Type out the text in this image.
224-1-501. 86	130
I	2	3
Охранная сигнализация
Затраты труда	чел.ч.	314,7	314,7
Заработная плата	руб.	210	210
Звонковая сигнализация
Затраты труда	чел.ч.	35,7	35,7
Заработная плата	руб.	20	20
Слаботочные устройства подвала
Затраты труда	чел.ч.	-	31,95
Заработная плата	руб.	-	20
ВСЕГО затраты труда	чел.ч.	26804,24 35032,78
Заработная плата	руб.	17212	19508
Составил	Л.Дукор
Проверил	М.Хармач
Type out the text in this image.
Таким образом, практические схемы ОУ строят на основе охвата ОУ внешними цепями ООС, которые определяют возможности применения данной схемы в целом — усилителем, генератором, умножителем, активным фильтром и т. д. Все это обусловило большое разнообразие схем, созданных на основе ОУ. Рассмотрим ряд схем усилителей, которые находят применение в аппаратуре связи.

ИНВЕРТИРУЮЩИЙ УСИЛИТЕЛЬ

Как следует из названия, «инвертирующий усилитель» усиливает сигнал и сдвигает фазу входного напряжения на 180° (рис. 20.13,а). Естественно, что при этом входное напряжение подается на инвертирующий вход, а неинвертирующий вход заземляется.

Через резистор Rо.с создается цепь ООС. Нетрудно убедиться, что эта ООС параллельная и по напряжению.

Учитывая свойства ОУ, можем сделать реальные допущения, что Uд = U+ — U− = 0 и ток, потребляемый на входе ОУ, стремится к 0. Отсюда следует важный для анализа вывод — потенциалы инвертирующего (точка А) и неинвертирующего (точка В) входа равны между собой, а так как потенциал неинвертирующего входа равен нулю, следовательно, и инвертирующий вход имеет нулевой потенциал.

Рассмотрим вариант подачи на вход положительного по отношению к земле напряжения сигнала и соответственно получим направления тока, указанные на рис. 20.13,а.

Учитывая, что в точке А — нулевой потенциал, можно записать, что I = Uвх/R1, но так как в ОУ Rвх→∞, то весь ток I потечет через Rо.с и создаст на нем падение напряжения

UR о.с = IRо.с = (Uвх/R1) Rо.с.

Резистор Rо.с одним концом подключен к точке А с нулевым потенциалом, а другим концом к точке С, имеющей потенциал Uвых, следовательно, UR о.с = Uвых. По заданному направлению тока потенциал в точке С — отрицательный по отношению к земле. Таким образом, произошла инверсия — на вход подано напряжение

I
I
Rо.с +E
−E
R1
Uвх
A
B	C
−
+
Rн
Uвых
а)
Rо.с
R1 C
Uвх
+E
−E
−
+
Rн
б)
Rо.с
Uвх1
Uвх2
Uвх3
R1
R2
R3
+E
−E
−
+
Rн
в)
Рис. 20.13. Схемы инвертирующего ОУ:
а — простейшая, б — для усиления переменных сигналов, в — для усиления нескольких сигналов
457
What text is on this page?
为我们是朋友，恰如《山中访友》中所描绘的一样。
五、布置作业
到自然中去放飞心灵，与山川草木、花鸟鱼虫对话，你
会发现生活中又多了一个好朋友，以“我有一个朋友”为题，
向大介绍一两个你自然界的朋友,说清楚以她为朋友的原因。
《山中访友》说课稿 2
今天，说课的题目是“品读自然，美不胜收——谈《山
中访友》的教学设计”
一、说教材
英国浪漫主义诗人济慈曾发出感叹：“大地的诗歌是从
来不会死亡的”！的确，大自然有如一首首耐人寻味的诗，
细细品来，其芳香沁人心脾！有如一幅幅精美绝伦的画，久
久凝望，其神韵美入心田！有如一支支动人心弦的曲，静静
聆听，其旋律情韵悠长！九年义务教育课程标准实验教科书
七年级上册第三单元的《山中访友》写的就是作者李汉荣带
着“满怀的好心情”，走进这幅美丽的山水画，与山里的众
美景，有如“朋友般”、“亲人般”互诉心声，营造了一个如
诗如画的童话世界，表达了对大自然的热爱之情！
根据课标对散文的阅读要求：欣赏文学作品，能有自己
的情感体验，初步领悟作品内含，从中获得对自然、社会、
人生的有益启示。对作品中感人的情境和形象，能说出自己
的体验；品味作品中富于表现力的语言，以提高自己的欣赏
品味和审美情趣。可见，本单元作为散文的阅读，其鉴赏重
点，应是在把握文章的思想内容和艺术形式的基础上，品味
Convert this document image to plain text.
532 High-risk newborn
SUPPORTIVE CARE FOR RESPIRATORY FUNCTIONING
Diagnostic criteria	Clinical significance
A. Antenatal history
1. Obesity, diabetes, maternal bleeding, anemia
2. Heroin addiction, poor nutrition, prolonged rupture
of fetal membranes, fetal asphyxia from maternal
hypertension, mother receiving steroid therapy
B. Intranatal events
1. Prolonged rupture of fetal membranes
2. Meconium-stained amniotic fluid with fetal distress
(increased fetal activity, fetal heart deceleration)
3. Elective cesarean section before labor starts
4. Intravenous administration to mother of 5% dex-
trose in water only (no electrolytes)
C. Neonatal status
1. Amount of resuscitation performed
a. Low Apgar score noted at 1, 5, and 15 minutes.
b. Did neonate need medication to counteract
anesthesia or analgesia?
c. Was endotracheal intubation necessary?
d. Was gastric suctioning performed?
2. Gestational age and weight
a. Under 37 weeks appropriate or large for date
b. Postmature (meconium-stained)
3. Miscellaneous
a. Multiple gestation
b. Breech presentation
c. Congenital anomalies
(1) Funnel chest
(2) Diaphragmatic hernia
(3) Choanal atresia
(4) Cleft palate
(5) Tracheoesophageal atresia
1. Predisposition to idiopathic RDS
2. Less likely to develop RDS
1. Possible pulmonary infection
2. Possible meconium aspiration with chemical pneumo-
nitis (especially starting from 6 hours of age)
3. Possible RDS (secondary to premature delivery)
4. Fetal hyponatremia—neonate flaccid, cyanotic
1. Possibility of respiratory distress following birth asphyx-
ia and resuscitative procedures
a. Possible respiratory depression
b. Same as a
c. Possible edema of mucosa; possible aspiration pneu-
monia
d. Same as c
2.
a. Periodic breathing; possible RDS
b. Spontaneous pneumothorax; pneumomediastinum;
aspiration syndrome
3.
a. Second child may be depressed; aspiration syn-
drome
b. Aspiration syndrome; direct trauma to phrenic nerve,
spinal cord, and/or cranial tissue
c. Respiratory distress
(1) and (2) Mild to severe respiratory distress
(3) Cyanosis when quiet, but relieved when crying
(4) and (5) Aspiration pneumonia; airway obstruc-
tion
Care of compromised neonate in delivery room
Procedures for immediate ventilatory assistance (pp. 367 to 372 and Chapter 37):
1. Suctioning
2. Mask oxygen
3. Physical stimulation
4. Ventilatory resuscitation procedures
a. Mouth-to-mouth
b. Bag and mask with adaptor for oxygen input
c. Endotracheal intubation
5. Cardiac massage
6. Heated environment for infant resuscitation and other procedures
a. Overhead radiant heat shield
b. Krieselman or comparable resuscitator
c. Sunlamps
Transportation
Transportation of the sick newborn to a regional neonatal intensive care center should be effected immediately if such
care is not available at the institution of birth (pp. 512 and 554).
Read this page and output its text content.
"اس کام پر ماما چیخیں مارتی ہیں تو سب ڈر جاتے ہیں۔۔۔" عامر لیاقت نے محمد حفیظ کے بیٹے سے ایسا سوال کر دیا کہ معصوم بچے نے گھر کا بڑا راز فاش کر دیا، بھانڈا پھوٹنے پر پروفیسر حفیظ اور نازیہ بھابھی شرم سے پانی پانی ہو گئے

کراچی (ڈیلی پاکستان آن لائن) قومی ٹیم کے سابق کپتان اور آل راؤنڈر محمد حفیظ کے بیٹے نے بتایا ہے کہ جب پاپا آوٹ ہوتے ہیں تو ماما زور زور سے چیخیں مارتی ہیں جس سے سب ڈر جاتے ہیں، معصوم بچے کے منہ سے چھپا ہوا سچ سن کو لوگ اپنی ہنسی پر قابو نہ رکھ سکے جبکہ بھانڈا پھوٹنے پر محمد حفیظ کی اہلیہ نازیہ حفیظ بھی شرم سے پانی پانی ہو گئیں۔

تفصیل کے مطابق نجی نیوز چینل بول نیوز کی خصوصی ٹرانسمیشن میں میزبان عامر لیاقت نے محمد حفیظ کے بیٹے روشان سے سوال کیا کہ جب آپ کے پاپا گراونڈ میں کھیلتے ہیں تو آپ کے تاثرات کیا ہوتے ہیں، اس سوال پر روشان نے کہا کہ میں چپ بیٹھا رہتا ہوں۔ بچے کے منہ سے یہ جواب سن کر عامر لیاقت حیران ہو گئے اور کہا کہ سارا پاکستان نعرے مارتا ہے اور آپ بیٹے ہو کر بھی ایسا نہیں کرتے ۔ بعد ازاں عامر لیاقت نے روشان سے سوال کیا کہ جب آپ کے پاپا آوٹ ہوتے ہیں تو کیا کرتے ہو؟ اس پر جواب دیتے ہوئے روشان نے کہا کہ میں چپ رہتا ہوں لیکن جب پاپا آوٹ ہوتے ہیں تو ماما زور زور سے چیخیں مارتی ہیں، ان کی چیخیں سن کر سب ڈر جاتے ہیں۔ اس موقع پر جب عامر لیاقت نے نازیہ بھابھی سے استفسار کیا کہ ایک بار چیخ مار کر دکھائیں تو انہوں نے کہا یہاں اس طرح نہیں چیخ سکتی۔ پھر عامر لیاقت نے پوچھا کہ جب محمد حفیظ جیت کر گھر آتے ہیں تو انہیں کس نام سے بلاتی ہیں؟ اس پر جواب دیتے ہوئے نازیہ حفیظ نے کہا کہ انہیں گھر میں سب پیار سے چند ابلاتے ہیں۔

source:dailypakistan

● Task objective: Only lines holding the string "stained" are wanted; gather each one from the entries above.

● Final answer:
2. Meconium-stained amniotic fluid with fetal distress
b. Postmature (meconium-stained)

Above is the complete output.